Stored data:
........

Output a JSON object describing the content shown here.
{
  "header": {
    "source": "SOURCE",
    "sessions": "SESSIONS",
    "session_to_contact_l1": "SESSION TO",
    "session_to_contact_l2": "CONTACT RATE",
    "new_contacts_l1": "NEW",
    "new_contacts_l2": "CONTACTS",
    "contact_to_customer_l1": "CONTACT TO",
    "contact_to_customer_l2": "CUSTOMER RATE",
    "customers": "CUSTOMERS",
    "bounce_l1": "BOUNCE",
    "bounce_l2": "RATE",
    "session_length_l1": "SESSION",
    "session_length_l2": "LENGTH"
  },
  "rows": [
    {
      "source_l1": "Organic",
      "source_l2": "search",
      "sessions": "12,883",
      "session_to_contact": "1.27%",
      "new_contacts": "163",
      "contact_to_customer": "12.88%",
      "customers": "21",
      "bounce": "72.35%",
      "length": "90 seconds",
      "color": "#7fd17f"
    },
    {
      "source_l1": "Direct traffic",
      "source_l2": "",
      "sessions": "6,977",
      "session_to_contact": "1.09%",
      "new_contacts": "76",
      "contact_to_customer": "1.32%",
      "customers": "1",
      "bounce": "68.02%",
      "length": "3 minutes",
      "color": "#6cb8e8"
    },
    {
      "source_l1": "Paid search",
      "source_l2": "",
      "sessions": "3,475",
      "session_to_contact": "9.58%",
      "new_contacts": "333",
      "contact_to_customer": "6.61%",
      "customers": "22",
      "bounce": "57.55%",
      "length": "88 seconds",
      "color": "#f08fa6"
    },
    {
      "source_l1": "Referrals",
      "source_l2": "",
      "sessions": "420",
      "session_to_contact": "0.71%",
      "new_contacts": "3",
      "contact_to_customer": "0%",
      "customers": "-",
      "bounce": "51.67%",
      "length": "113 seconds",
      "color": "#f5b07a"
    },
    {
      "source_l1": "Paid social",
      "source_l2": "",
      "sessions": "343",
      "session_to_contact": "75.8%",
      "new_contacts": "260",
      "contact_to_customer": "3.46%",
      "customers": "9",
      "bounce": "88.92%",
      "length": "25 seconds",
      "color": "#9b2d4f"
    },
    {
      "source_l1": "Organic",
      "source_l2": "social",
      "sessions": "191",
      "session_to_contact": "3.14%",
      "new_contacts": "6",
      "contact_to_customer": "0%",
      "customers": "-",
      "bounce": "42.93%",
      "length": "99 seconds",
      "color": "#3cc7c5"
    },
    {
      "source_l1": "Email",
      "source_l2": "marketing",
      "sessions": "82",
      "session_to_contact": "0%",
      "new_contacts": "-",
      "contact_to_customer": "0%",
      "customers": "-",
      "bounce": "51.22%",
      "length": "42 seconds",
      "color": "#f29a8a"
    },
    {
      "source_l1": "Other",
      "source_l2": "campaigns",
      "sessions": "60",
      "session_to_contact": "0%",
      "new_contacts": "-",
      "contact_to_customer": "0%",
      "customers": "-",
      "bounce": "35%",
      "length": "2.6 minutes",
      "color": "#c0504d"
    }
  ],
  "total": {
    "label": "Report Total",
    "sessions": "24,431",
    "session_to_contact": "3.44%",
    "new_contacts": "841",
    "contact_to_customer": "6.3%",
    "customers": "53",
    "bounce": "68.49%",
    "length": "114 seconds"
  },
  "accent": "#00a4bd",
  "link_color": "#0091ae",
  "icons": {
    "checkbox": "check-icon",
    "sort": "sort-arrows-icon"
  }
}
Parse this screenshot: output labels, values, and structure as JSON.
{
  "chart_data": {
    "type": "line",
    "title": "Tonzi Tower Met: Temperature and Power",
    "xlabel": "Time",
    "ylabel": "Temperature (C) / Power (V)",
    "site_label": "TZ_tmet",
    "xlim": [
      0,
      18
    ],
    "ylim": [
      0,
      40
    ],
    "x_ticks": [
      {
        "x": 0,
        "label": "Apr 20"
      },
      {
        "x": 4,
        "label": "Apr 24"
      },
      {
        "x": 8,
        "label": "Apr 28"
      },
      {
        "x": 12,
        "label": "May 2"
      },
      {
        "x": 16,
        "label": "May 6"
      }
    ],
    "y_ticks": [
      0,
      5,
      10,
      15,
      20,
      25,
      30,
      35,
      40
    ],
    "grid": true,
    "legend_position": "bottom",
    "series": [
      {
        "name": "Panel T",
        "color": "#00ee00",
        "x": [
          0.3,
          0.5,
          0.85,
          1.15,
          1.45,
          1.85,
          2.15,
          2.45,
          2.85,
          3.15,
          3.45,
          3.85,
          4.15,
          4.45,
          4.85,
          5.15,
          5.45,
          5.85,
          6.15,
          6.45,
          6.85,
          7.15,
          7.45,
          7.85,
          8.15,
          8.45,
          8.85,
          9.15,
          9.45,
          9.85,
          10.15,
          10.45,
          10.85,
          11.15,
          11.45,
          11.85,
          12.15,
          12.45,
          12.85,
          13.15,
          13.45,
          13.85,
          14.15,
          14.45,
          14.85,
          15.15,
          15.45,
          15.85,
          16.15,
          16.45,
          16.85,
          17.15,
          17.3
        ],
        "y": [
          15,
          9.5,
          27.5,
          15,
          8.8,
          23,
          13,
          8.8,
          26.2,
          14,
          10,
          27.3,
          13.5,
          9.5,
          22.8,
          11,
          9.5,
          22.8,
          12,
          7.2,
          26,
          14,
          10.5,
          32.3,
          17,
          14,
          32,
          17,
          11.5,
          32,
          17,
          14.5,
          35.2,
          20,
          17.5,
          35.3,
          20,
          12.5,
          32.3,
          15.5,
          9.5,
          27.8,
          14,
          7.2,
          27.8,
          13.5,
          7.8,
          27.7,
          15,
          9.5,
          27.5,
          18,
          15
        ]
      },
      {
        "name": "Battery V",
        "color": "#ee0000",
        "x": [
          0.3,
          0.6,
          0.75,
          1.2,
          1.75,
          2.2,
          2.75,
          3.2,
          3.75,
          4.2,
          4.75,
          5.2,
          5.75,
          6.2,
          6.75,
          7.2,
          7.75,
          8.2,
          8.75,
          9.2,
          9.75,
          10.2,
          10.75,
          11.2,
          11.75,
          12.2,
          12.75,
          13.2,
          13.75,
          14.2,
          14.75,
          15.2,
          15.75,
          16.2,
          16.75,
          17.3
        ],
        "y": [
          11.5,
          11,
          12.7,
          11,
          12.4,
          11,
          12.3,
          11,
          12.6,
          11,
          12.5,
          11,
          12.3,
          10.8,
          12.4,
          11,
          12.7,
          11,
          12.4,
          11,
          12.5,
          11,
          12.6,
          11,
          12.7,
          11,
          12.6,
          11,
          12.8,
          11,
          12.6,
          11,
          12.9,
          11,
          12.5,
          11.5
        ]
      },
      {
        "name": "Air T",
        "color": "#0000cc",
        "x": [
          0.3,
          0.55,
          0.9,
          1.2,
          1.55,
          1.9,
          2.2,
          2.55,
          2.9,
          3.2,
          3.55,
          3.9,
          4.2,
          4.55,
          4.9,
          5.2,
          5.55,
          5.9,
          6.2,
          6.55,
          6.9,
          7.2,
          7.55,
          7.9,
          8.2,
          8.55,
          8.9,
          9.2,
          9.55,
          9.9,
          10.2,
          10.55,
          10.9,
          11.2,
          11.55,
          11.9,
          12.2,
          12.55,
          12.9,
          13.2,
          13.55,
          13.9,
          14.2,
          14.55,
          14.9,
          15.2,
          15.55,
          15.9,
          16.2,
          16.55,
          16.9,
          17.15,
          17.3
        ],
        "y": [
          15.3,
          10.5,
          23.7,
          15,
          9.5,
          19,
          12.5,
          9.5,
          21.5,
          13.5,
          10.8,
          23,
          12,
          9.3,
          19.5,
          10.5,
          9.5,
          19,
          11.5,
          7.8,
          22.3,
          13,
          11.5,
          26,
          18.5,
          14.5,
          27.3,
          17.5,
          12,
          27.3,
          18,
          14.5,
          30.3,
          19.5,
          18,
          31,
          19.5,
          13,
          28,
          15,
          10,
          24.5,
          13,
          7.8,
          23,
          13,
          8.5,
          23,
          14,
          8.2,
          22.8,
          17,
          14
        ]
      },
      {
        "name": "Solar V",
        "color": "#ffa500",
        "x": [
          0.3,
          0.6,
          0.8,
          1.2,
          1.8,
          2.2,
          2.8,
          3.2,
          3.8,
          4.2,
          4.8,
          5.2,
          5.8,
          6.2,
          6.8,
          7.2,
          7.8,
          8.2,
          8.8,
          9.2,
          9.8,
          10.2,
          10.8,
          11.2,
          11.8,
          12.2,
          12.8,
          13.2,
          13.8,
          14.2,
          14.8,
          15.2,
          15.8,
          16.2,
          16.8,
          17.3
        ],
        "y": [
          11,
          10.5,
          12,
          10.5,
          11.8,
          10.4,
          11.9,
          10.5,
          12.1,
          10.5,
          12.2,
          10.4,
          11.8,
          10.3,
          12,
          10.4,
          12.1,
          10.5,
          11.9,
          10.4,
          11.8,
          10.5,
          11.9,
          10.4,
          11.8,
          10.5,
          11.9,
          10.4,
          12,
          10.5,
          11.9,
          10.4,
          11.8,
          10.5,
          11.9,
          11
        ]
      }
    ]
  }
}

........

## Work to be completed
Locate the word "customers" in the data above. Copy every line carrying it.

## Solution to this task
    "customers": "CUSTOMERS",
      "customers": "21",
      "customers": "1",
      "customers": "22",
      "customers": "-",
      "customers": "9",
      "customers": "-",
      "customers": "-",
      "customers": "-",
    "customers": "53",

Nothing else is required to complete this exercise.